Task instructions:
Locate each line containing the string "电子信息工程" and copy it out.

Data for this exercise:
──────────

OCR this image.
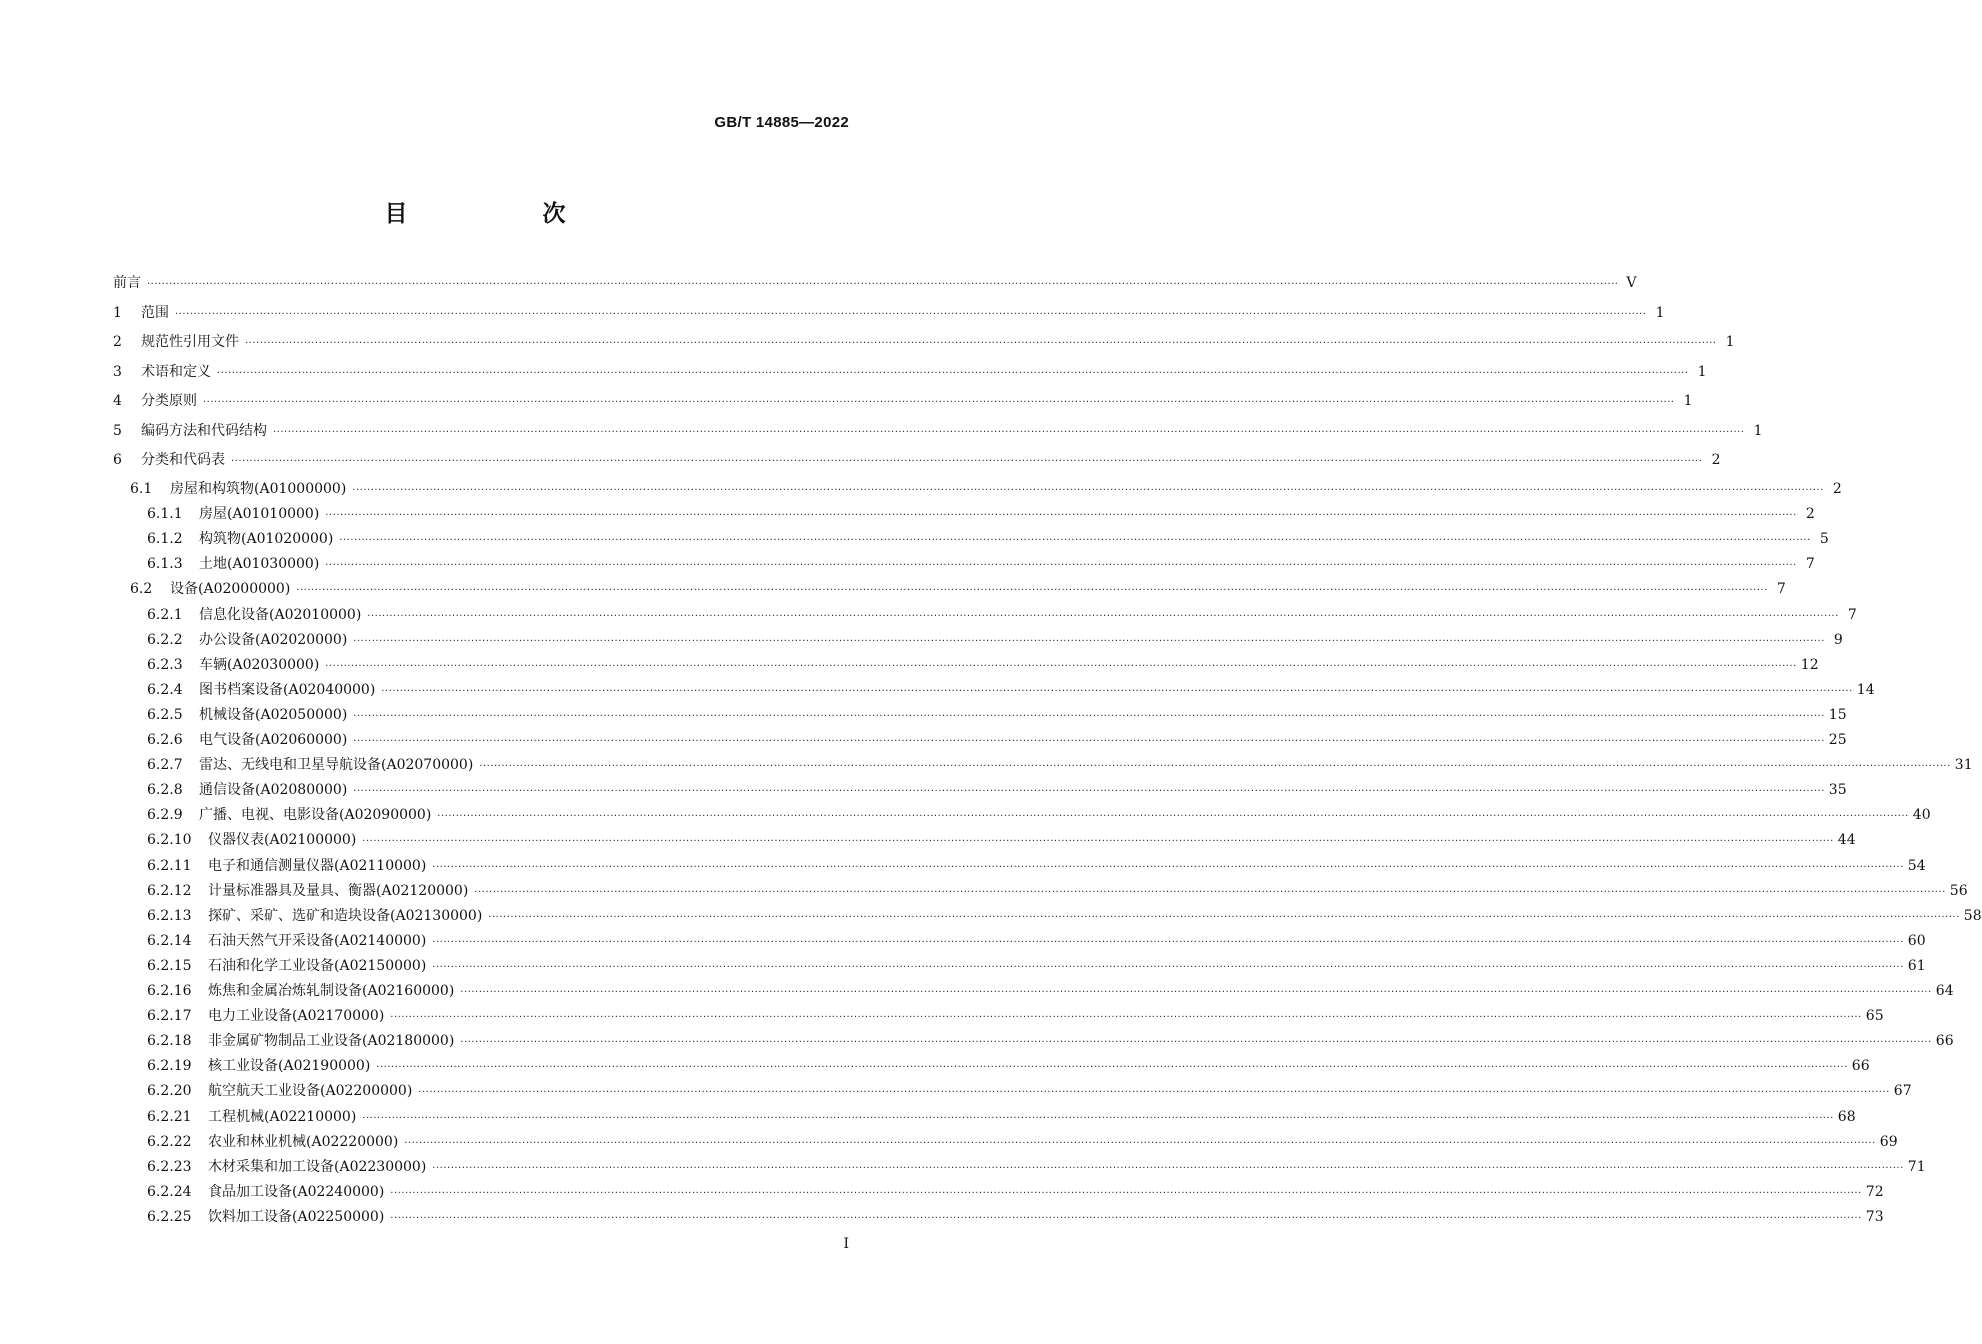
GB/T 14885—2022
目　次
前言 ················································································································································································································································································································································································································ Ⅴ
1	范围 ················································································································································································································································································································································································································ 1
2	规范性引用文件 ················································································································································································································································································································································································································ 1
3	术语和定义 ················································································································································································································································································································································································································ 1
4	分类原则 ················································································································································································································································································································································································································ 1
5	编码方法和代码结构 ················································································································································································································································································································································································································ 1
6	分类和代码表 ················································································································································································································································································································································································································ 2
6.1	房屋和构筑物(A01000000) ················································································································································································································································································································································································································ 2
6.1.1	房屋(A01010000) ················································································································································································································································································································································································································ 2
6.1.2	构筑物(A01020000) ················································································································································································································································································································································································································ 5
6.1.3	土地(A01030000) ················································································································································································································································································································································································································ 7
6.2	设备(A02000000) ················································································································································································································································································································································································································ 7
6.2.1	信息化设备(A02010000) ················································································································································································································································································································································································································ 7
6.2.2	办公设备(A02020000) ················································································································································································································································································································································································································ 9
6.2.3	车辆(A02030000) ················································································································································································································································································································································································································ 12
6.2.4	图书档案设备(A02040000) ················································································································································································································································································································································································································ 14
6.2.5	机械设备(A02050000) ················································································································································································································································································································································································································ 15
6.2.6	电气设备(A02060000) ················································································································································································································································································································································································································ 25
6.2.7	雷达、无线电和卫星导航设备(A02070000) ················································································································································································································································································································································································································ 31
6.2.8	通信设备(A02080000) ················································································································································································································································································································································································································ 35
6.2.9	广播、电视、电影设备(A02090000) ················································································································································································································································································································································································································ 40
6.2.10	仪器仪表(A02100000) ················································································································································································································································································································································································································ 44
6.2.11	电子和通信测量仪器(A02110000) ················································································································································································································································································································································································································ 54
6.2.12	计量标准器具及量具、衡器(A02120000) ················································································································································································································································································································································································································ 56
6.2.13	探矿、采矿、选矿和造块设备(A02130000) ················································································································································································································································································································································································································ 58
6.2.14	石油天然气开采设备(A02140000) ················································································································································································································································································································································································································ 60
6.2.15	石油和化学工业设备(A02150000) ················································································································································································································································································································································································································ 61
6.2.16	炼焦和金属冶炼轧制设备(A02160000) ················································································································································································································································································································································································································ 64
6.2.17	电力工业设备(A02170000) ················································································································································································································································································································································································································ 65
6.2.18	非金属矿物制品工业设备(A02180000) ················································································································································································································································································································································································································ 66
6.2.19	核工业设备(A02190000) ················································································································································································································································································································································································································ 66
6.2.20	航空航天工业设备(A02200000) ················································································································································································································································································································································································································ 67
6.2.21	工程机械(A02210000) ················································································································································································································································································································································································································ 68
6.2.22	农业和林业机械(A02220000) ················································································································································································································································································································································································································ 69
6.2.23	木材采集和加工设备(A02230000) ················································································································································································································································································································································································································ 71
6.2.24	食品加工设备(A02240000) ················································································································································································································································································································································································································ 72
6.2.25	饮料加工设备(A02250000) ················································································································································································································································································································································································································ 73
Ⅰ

──────────

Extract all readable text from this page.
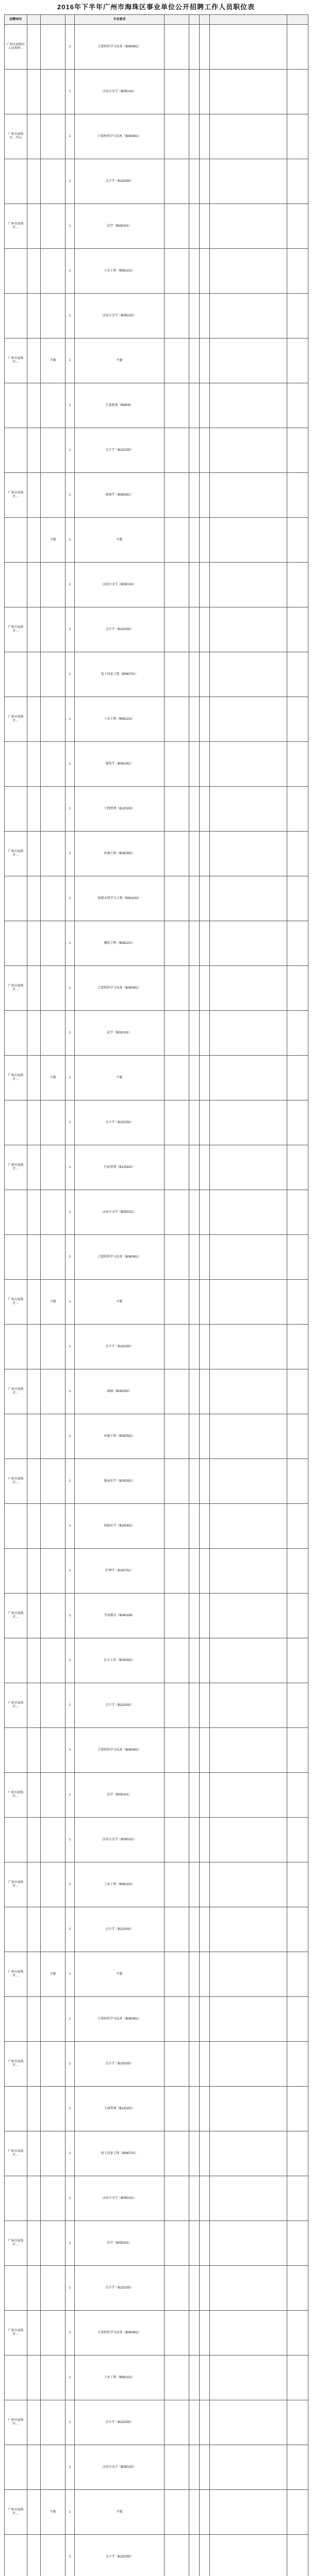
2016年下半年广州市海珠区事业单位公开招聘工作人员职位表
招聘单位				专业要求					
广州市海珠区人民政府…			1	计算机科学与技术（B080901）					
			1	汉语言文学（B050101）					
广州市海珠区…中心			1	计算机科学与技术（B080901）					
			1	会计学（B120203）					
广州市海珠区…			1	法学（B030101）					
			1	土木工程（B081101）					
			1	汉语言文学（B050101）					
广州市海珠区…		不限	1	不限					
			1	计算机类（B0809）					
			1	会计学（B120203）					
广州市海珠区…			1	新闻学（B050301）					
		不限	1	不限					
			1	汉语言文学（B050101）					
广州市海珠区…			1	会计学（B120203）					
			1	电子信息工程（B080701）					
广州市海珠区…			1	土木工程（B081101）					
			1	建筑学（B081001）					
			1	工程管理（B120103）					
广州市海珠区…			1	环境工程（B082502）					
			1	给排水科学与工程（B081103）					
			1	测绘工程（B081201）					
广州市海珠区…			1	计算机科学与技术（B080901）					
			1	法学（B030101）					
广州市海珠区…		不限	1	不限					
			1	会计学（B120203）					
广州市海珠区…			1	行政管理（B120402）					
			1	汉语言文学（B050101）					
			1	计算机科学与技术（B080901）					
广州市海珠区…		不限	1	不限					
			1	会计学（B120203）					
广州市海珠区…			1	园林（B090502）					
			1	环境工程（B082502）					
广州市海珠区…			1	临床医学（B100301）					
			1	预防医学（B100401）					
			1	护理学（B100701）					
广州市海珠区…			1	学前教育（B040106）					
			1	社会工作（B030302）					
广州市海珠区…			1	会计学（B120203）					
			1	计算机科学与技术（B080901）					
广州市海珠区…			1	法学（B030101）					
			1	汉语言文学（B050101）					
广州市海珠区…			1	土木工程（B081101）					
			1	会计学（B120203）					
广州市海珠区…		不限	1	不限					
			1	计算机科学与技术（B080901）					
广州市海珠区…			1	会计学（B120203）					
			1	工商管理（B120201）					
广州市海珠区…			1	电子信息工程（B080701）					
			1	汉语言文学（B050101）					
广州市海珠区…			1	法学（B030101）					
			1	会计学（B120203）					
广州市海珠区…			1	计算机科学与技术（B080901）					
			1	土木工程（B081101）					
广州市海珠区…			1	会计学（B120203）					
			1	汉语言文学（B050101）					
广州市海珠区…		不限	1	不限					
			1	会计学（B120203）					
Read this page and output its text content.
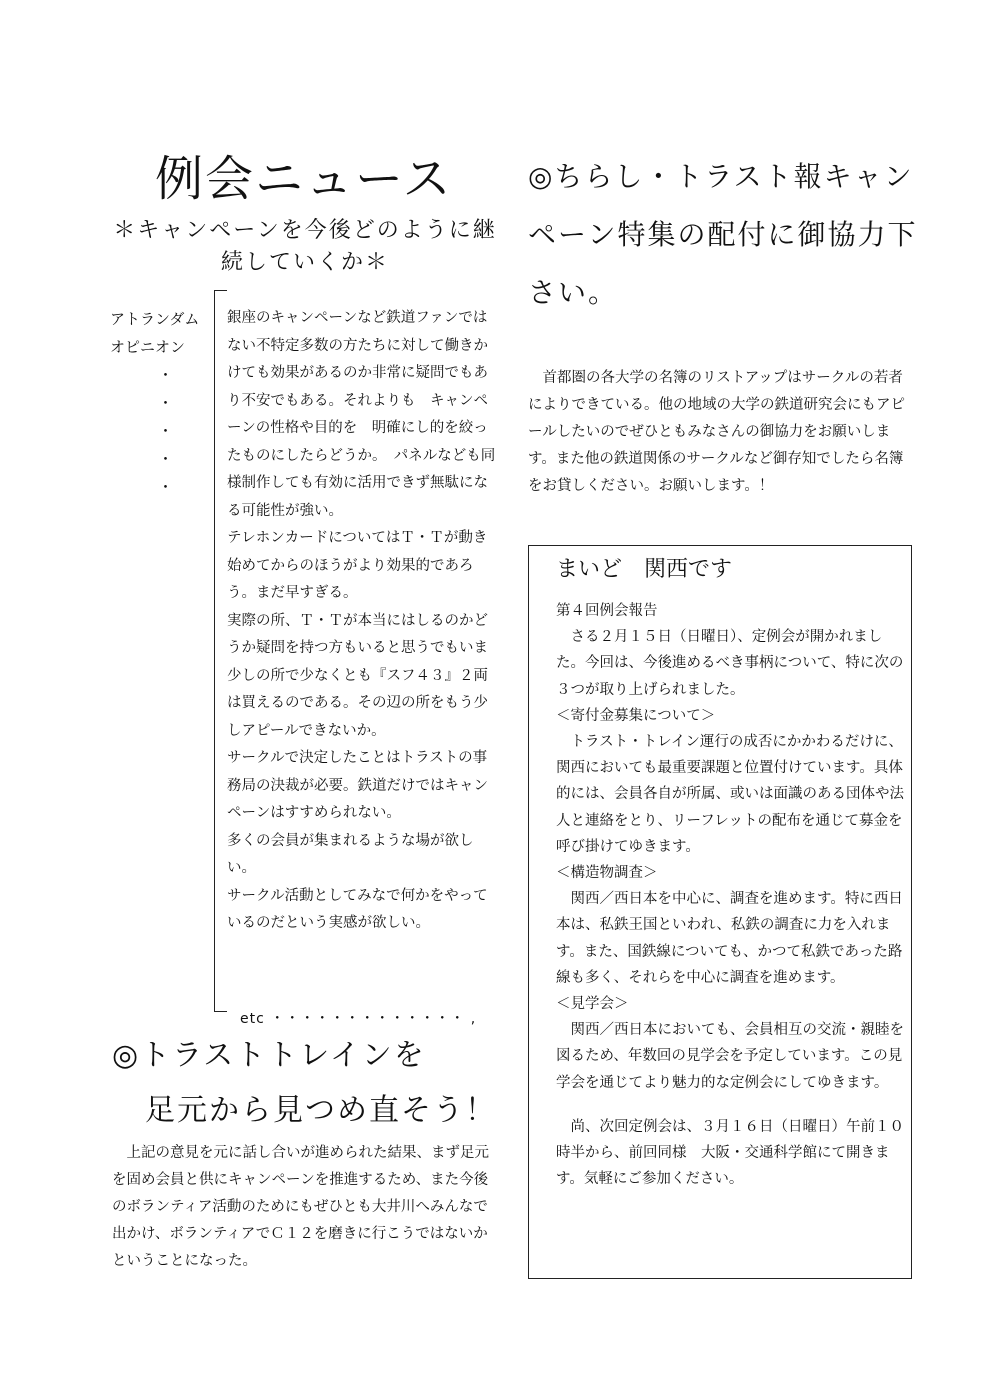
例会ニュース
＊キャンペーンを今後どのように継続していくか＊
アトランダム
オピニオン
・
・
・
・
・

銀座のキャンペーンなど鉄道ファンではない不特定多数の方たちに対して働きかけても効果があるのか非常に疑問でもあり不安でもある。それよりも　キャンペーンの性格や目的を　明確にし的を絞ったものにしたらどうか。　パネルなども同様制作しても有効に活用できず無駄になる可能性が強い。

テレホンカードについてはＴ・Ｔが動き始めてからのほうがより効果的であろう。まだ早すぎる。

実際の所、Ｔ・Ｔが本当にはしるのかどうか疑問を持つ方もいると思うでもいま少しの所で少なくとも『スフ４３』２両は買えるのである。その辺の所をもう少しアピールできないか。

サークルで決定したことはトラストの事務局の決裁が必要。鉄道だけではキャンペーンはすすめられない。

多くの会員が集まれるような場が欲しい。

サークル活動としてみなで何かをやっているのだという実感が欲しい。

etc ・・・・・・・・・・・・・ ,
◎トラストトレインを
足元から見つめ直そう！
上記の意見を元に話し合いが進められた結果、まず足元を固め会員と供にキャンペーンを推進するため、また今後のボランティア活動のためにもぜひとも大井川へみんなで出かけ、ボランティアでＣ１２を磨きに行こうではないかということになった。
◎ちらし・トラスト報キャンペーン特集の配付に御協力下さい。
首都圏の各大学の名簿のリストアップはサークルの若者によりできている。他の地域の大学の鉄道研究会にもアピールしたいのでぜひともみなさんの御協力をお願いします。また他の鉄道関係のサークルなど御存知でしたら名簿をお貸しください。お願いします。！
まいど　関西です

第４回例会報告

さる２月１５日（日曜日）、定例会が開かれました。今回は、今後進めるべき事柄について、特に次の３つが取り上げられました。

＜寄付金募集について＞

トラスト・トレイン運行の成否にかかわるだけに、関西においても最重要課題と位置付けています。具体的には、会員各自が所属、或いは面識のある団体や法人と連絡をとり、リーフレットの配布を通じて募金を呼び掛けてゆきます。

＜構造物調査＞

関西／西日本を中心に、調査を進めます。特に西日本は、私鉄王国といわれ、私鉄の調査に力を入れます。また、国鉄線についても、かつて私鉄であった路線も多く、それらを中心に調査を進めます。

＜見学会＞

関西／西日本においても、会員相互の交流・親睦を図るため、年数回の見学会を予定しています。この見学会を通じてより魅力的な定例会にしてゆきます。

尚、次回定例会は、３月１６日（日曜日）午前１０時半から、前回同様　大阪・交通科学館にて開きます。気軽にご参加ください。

──────────

Task result:
			1	电子信息工程（B080701）					
广州市海珠区…			1	电子信息工程（B080701）					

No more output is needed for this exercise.